DATA PROVIDED:

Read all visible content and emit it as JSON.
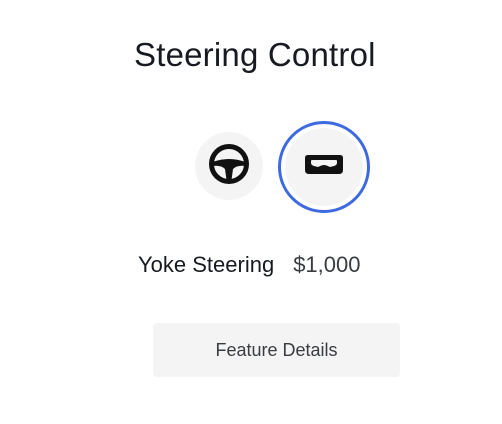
{
  "section": {
    "title": "Steering Control"
  },
  "options": [
    {
      "id": "wheel",
      "icon": "steering-wheel-icon",
      "selected": false
    },
    {
      "id": "yoke",
      "icon": "yoke-icon",
      "selected": true
    }
  ],
  "selected_option": {
    "name": "Yoke Steering",
    "price": "$1,000"
  },
  "actions": {
    "feature_details_label": "Feature Details"
  },
  "colors": {
    "selection_ring": "#3e6ae1",
    "option_background": "#f4f4f4",
    "text_primary": "#171a20",
    "text_secondary": "#393c41"
  }
}
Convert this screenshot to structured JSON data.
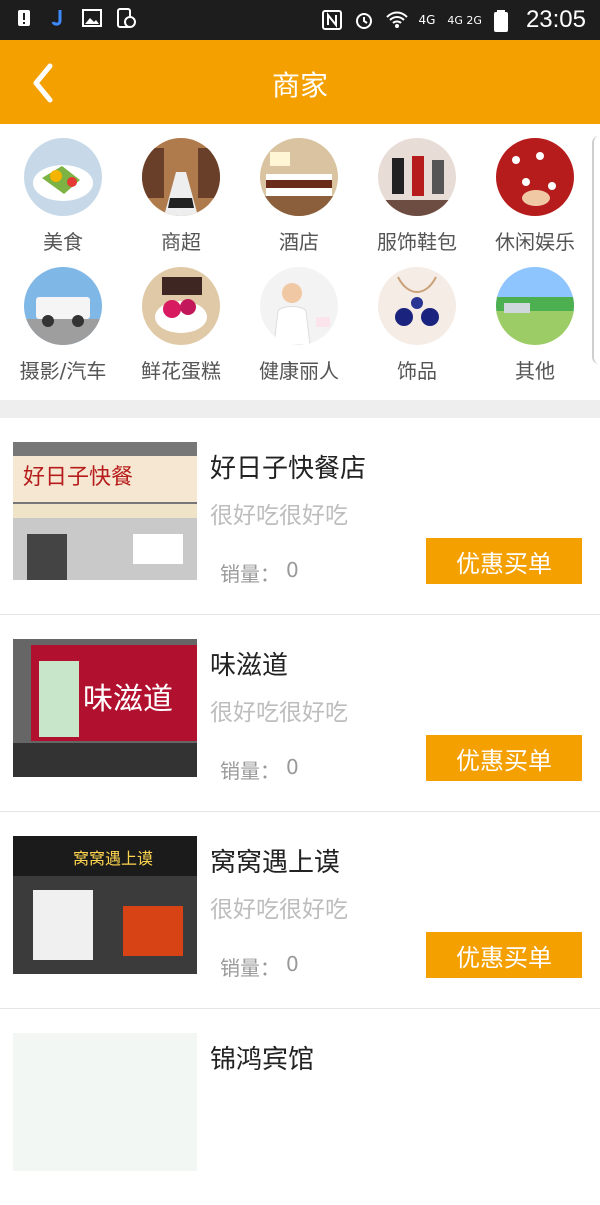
{
  "status": {
    "time": "23:05",
    "network": "4G",
    "network2": "4G 2G"
  },
  "header": {
    "title": "商家"
  },
  "categories": {
    "row1": [
      "美食",
      "商超",
      "酒店",
      "服饰鞋包",
      "休闲娱乐"
    ],
    "row2": [
      "摄影/汽车",
      "鲜花蛋糕",
      "健康丽人",
      "饰品",
      "其他"
    ]
  },
  "merchants": [
    {
      "name": "好日子快餐店",
      "desc": "很好吃很好吃",
      "sales_label": "销量：",
      "sales": "0",
      "button": "优惠买单",
      "sign": "好日子快餐"
    },
    {
      "name": "味滋道",
      "desc": "很好吃很好吃",
      "sales_label": "销量：",
      "sales": "0",
      "button": "优惠买单",
      "sign": "味滋道"
    },
    {
      "name": "窝窝遇上谟",
      "desc": "很好吃很好吃",
      "sales_label": "销量：",
      "sales": "0",
      "button": "优惠买单",
      "sign": "窝窝遇上谟"
    },
    {
      "name": "锦鸿宾馆",
      "desc": "",
      "sales_label": "",
      "sales": "",
      "button": "",
      "sign": ""
    }
  ],
  "colors": {
    "accent": "#F3A000",
    "statusbar": "#1d1d1d"
  }
}
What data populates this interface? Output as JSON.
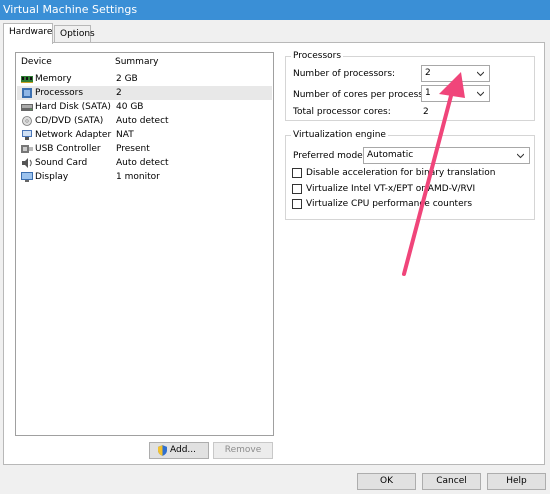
{
  "window": {
    "title": "Virtual Machine Settings"
  },
  "tabs": [
    {
      "label": "Hardware"
    },
    {
      "label": "Options"
    }
  ],
  "device_list": {
    "headers": {
      "device": "Device",
      "summary": "Summary"
    },
    "rows": [
      {
        "device": "Memory",
        "summary": "2 GB",
        "icon": "memory-icon"
      },
      {
        "device": "Processors",
        "summary": "2",
        "icon": "processor-icon"
      },
      {
        "device": "Hard Disk (SATA)",
        "summary": "40 GB",
        "icon": "hard-disk-icon"
      },
      {
        "device": "CD/DVD (SATA)",
        "summary": "Auto detect",
        "icon": "cd-dvd-icon"
      },
      {
        "device": "Network Adapter",
        "summary": "NAT",
        "icon": "network-adapter-icon"
      },
      {
        "device": "USB Controller",
        "summary": "Present",
        "icon": "usb-icon"
      },
      {
        "device": "Sound Card",
        "summary": "Auto detect",
        "icon": "sound-card-icon"
      },
      {
        "device": "Display",
        "summary": "1 monitor",
        "icon": "display-icon"
      }
    ],
    "selected_row": "Processors",
    "add_label": "Add...",
    "remove_label": "Remove"
  },
  "processors": {
    "title": "Processors",
    "num_processors_label": "Number of processors:",
    "num_processors_value": "2",
    "cores_label": "Number of cores per processor:",
    "cores_value": "1",
    "total_label": "Total processor cores:",
    "total_value": "2"
  },
  "virtualization": {
    "title": "Virtualization engine",
    "mode_label": "Preferred mode:",
    "mode_value": "Automatic",
    "options": [
      {
        "label": "Disable acceleration for binary translation",
        "checked": false
      },
      {
        "label": "Virtualize Intel VT-x/EPT or AMD-V/RVI",
        "checked": false
      },
      {
        "label": "Virtualize CPU performance counters",
        "checked": false
      }
    ]
  },
  "footer": {
    "ok": "OK",
    "cancel": "Cancel",
    "help": "Help"
  },
  "colors": {
    "title_bar": "#3a8fd6",
    "annotation_arrow": "#f0457a",
    "selected_row": "#e8e8e8"
  }
}
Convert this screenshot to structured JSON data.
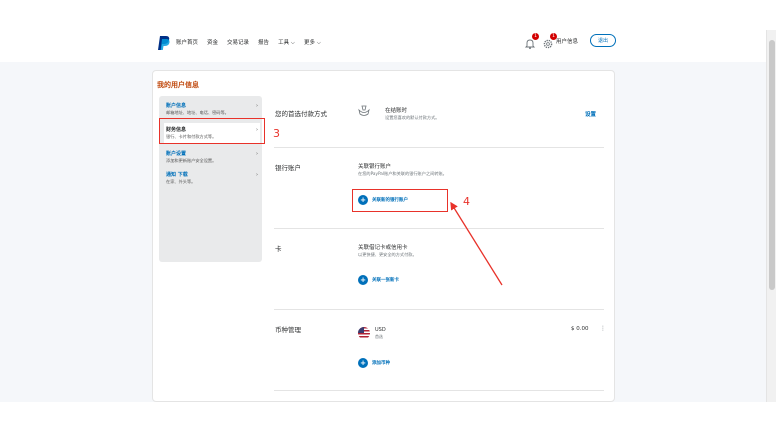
{
  "header": {
    "nav": [
      "账户首页",
      "资金",
      "交易记录",
      "报告",
      "工具 ⌵",
      "更多 ⌵"
    ],
    "notification_count": "1",
    "settings_count": "1",
    "user_label": "用户信息",
    "logout": "退出"
  },
  "card": {
    "title": "我的用户信息"
  },
  "sidebar": {
    "items": [
      {
        "title": "账户信息",
        "subtitle": "邮箱地址、地址、电话、密码等。"
      },
      {
        "title": "财务信息",
        "subtitle": "银行、卡片和付款方式等。"
      },
      {
        "title": "账户设置",
        "subtitle": "添加和更新账户安全设置。"
      },
      {
        "title": "通知 下载",
        "subtitle": "在家、外头等。"
      }
    ]
  },
  "annotations": {
    "step3": "3",
    "step4": "4"
  },
  "preferred": {
    "label": "您的首选付款方式",
    "title": "在结账时",
    "subtitle": "设置您喜欢的默认付款方式。",
    "link": "设置"
  },
  "bank": {
    "label": "银行账户",
    "title": "关联银行账户",
    "subtitle": "在您的PayPal账户和关联的银行账户之间转账。",
    "action": "关联新的银行账户"
  },
  "cards": {
    "label": "卡",
    "title": "关联借记卡或信用卡",
    "subtitle": "以更快捷、更安全的方式付款。",
    "action": "关联一张新卡"
  },
  "currency": {
    "label": "币种管理",
    "code": "USD",
    "sub": "首选",
    "amount": "$ 0.00",
    "more": "⋮",
    "action": "添加币种"
  },
  "colors": {
    "accent": "#0070ba",
    "highlight": "#e8322a",
    "title": "#c0490e",
    "band": "#f5f7fa"
  }
}
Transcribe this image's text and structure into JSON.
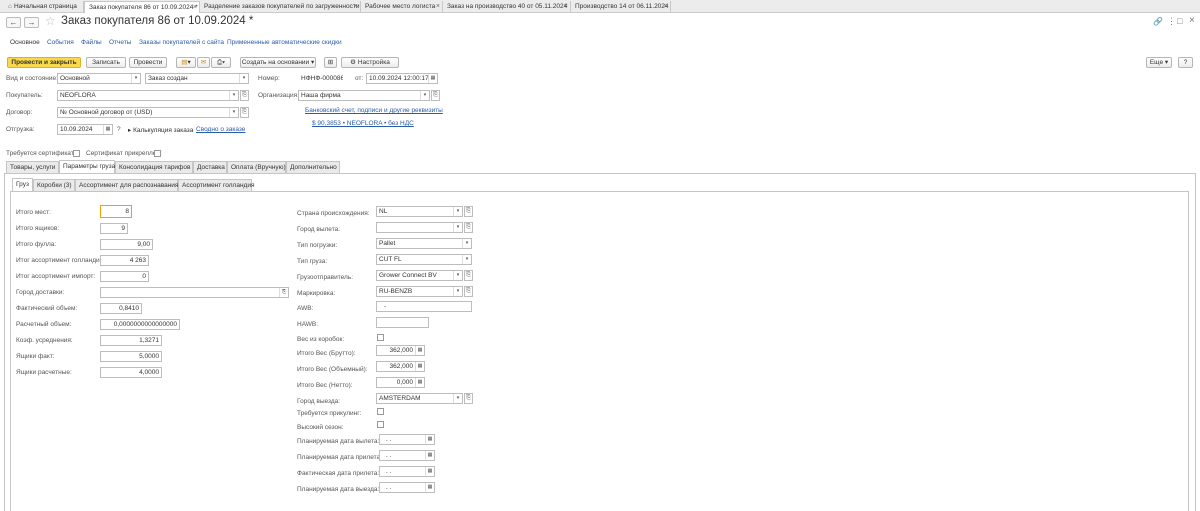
{
  "window_tabs": [
    {
      "label": "Начальная страница",
      "closable": false
    },
    {
      "label": "Заказ покупателя 86 от 10.09.2024 *",
      "closable": true,
      "active": true
    },
    {
      "label": "Разделение заказов покупателей по загруженности",
      "closable": true
    },
    {
      "label": "Рабочее место логиста",
      "closable": true
    },
    {
      "label": "Заказ на производство 40 от 05.11.2024",
      "closable": true
    },
    {
      "label": "Производство 14 от 06.11.2024",
      "closable": true
    }
  ],
  "title": "Заказ покупателя 86 от 10.09.2024 *",
  "sections": [
    "Основное",
    "События",
    "Файлы",
    "Отчеты",
    "Заказы покупателей с сайта",
    "Примененные автоматические скидки"
  ],
  "toolbar": {
    "post_close": "Провести и закрыть",
    "save": "Записать",
    "post": "Провести",
    "create_based": "Создать на основании",
    "settings": "Настройка",
    "more": "Еще",
    "help": "?"
  },
  "header": {
    "kind_state_label": "Вид и состояние:",
    "kind_value": "Основной",
    "state_value": "Заказ создан",
    "number_label": "Номер:",
    "number_value": "НФНФ-000086",
    "date_label": "от:",
    "date_value": "10.09.2024 12:00:17",
    "buyer_label": "Покупатель:",
    "buyer_value": "NEOFLORA",
    "org_label": "Организация:",
    "org_value": "Наша фирма",
    "contract_label": "Договор:",
    "contract_value": "№ Основной договор от (USD)",
    "bank_link": "Банковский счет, подписи и другие реквизиты",
    "shipment_label": "Отгрузка:",
    "shipment_date": "10.09.2024",
    "calc_label": "Калькуляция заказа",
    "order_link": "Сводно о заказе",
    "sum_link": "$ 90,3853 • NEOFLORA • без НДС",
    "cert_required_label": "Требуется сертификат:",
    "cert_attached_label": "Сертификат прикреплен:"
  },
  "main_tabs": [
    "Товары, услуги",
    "Параметры груза",
    "Консолидация тарифов",
    "Доставка",
    "Оплата (Вручную)",
    "Дополнительно"
  ],
  "sub_tabs": [
    "Груз",
    "Коробки (3)",
    "Ассортимент для распознавания",
    "Ассортимент голландия"
  ],
  "cargo_left": [
    {
      "label": "Итого мест:",
      "value": "8"
    },
    {
      "label": "Итого ящиков:",
      "value": "9"
    },
    {
      "label": "Итого фулла:",
      "value": "9,00"
    },
    {
      "label": "Итог ассортимент голландия:",
      "value": "4 263"
    },
    {
      "label": "Итог ассортимент импорт:",
      "value": "0"
    },
    {
      "label": "Город доставки:",
      "value": ""
    },
    {
      "label": "Фактический объем:",
      "value": "0,8410"
    },
    {
      "label": "Расчетный объем:",
      "value": "0,0000000000000000"
    },
    {
      "label": "Коэф. усреднения:",
      "value": "1,3271"
    },
    {
      "label": "Ящики факт:",
      "value": "5,0000"
    },
    {
      "label": "Ящики расчетные:",
      "value": "4,0000"
    }
  ],
  "cargo_right": [
    {
      "label": "Страна происхождения:",
      "value": "NL"
    },
    {
      "label": "Город вылета:",
      "value": ""
    },
    {
      "label": "Тип погрузки:",
      "value": "Pallet"
    },
    {
      "label": "Тип груза:",
      "value": "CUT FL"
    },
    {
      "label": "Грузоотправитель:",
      "value": "Grower Connect BV"
    },
    {
      "label": "Маркировка:",
      "value": "RU-BENZB"
    },
    {
      "label": "AWB:",
      "value": "-"
    },
    {
      "label": "HAWB:",
      "value": ""
    },
    {
      "label": "Вес из коробок:",
      "value": ""
    },
    {
      "label": "Итого Вес (Брутто):",
      "value": "362,000"
    },
    {
      "label": "Итого Вес (Объемный):",
      "value": "362,000"
    },
    {
      "label": "Итого Вес (Нетто):",
      "value": "0,000"
    },
    {
      "label": "Город выезда:",
      "value": "AMSTERDAM"
    },
    {
      "label": "Требуется прикулинг:",
      "value": ""
    },
    {
      "label": "Высокий сезон:",
      "value": ""
    },
    {
      "label": "Планируемая дата вылета:",
      "value": ". ."
    },
    {
      "label": "Планируемая дата прилета:",
      "value": ". ."
    },
    {
      "label": "Фактическая дата прилета:",
      "value": ". ."
    },
    {
      "label": "Планируемая дата выезда:",
      "value": ". ."
    }
  ],
  "colors": {
    "accent": "#f9d94b",
    "link": "#2a5caa"
  }
}
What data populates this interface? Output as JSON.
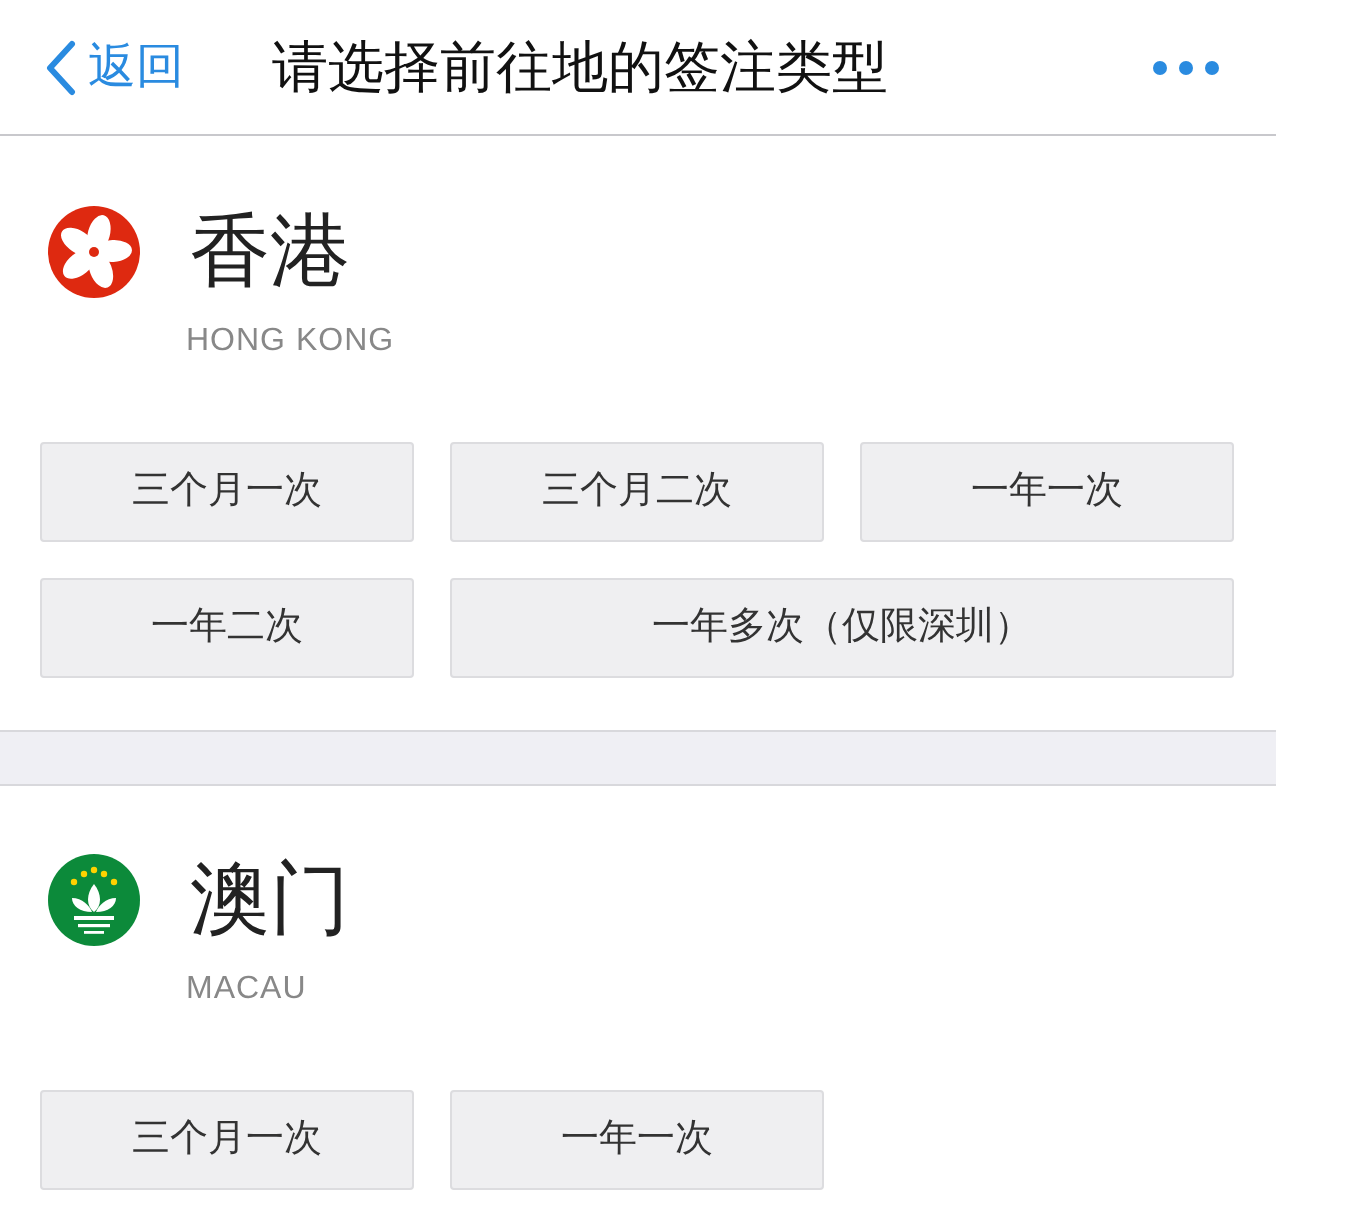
{
  "header": {
    "back_label": "返回",
    "title": "请选择前往地的签注类型"
  },
  "regions": [
    {
      "name": "香港",
      "name_en": "HONG KONG",
      "options": [
        {
          "label": "三个月一次"
        },
        {
          "label": "三个月二次"
        },
        {
          "label": "一年一次"
        },
        {
          "label": "一年二次"
        },
        {
          "label": "一年多次（仅限深圳）"
        }
      ]
    },
    {
      "name": "澳门",
      "name_en": "MACAU",
      "options": [
        {
          "label": "三个月一次"
        },
        {
          "label": "一年一次"
        }
      ]
    }
  ]
}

REQUIREMENT: Every line that holds the word "icon" counts once; state the total number of such lines and nothing else.

THE ANSWER: 10